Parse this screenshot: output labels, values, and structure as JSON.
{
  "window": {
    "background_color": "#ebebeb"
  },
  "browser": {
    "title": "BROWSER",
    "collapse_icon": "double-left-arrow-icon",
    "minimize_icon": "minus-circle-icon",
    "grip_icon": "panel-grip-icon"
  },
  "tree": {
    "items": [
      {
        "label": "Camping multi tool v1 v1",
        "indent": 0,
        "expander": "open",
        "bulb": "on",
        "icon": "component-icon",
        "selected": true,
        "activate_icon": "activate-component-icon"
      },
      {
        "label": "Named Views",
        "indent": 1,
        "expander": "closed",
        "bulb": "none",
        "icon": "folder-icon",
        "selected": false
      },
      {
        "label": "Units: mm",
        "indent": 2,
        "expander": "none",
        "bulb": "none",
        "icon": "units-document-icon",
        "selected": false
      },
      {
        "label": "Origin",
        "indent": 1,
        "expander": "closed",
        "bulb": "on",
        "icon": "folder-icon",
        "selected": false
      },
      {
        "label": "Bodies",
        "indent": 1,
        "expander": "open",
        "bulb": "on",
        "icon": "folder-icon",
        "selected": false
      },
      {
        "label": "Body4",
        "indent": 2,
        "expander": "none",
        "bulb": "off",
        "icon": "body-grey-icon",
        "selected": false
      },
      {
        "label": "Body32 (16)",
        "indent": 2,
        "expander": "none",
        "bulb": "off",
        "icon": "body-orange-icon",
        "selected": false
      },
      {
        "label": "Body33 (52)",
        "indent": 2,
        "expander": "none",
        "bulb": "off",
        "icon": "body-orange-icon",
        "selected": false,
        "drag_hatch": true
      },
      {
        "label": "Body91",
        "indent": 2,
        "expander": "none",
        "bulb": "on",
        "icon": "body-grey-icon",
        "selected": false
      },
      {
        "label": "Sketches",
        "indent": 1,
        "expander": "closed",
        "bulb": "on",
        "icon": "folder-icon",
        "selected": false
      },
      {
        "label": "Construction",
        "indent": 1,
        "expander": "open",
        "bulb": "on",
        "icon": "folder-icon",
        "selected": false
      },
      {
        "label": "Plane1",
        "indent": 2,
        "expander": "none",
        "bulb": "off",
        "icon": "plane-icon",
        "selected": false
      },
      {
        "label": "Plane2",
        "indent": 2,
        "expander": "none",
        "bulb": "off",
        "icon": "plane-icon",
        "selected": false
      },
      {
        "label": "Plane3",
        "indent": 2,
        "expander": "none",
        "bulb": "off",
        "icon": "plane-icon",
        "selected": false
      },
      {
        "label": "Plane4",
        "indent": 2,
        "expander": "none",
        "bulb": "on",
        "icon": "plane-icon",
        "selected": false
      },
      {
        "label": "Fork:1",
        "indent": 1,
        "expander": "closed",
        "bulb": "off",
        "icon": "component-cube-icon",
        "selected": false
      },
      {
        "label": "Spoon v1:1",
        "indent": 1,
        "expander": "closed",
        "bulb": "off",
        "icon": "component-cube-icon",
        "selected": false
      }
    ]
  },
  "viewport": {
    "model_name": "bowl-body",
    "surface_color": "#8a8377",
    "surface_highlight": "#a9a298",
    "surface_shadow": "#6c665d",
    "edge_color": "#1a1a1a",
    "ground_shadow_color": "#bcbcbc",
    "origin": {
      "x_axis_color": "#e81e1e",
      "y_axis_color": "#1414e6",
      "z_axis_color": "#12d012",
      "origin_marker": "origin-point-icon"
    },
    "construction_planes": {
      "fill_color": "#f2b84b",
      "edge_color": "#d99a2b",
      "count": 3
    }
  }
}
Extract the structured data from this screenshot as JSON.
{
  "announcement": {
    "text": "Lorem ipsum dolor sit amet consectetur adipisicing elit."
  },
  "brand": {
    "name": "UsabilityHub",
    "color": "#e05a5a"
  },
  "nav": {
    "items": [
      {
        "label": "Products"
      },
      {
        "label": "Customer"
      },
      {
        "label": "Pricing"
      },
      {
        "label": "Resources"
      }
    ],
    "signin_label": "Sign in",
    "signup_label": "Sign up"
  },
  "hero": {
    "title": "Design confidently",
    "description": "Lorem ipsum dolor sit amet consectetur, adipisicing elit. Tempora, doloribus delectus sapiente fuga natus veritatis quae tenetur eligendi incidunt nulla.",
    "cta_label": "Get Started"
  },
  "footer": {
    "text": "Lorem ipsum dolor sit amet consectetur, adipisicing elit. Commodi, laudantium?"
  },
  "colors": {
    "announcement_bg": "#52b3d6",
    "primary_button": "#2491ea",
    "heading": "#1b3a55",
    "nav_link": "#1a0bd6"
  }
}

*Short problem*. Find the line containing "Extract the structured" in the material above. Print it and every line after it through the end, exactly and only those.

*The answer*.
Extract the structured data from this screenshot as JSON.
{
  "announcement": {
    "text": "Lorem ipsum dolor sit amet consectetur adipisicing elit."
  },
  "brand": {
    "name": "UsabilityHub",
    "color": "#e05a5a"
  },
  "nav": {
    "items": [
      {
        "label": "Products"
      },
      {
        "label": "Customer"
      },
      {
        "label": "Pricing"
      },
      {
        "label": "Resources"
      }
    ],
    "signin_label": "Sign in",
    "signup_label": "Sign up"
  },
  "hero": {
    "title": "Design confidently",
    "description": "Lorem ipsum dolor sit amet consectetur, adipisicing elit. Tempora, doloribus delectus sapiente fuga natus veritatis quae tenetur eligendi incidunt nulla.",
    "cta_label": "Get Started"
  },
  "footer": {
    "text": "Lorem ipsum dolor sit amet consectetur, adipisicing elit. Commodi, laudantium?"
  },
  "colors": {
    "announcement_bg": "#52b3d6",
    "primary_button": "#2491ea",
    "heading": "#1b3a55",
    "nav_link": "#1a0bd6"
  }
}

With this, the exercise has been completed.